Output the lines of the entries below as a Markdown table with the columns "Row" and "Entry line", numbering each row in order. Skip blank lines, and leave the pictures out of the answer.
**** Data lines ****
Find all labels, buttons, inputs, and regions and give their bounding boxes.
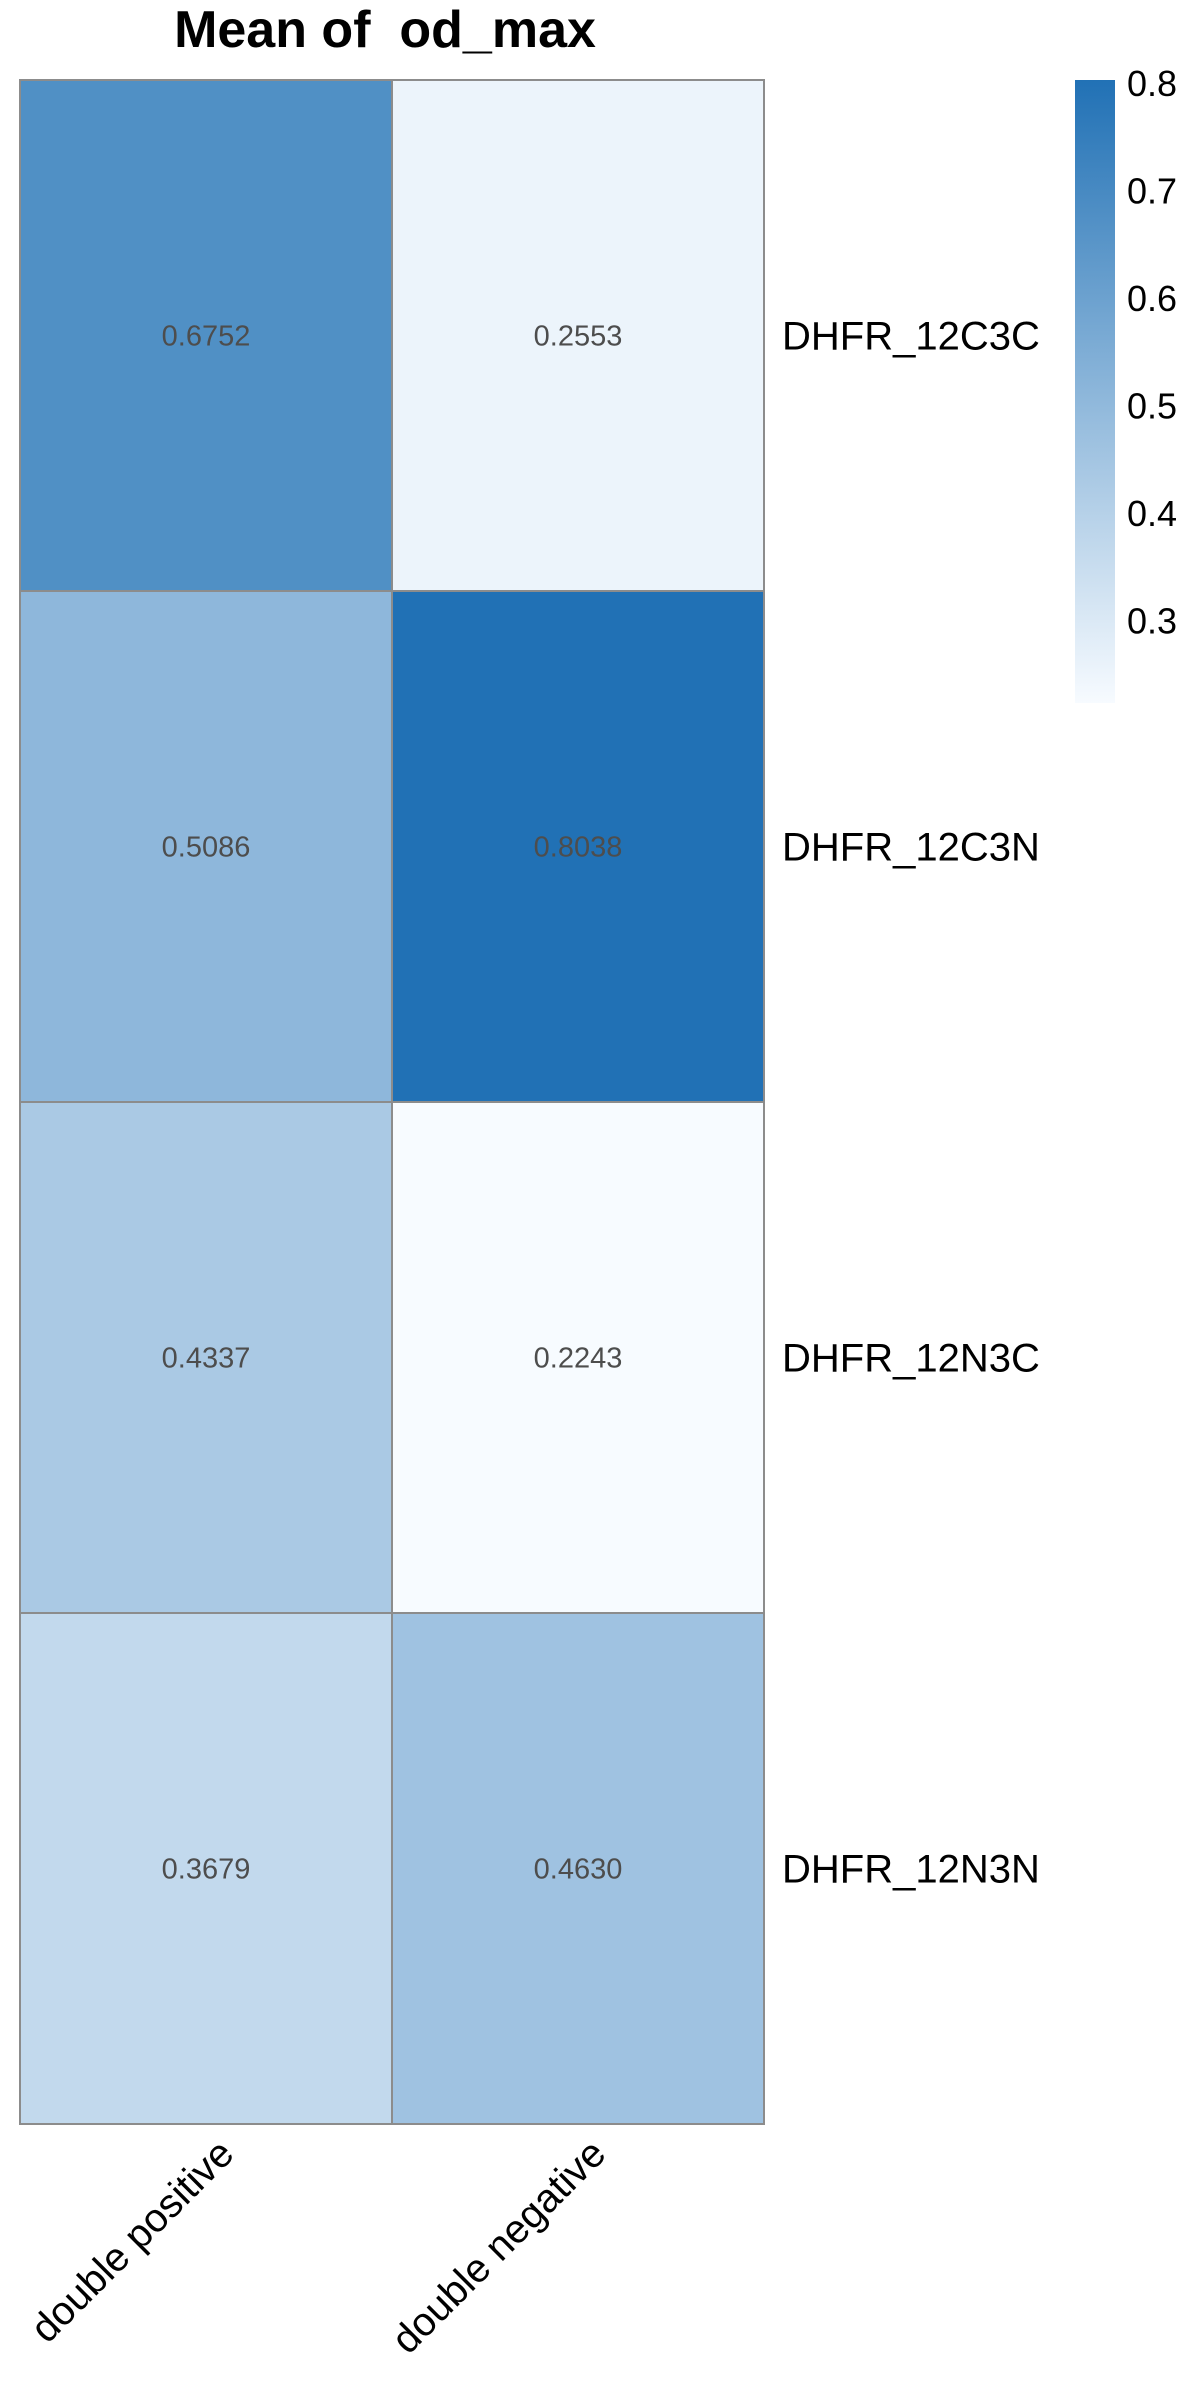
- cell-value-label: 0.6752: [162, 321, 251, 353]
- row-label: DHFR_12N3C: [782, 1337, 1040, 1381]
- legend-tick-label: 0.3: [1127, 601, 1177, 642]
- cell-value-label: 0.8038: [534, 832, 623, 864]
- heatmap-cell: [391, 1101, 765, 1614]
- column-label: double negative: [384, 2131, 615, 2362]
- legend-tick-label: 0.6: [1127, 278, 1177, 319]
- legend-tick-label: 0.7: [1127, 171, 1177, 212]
****
### Reply to the exercise
| Row | Entry line |
|---|---|
| 1 | Find all labels, buttons, inputs, and regions and give their bounding boxes. |
| 2 | - cell-value-label: 0.6752: [162, 321, 251, 353] |
| 3 | - row-label: DHFR_12N3C: [782, 1337, 1040, 1381] |
| 4 | - legend-tick-label: 0.3: [1127, 601, 1177, 642] |
| 5 | - cell-value-label: 0.8038: [534, 832, 623, 864] |
| 6 | - heatmap-cell: [391, 1101, 765, 1614] |
| 7 | - column-label: double negative: [384, 2131, 615, 2362] |
| 8 | - legend-tick-label: 0.6: [1127, 278, 1177, 319] |
| 9 | - legend-tick-label: 0.7: [1127, 171, 1177, 212] |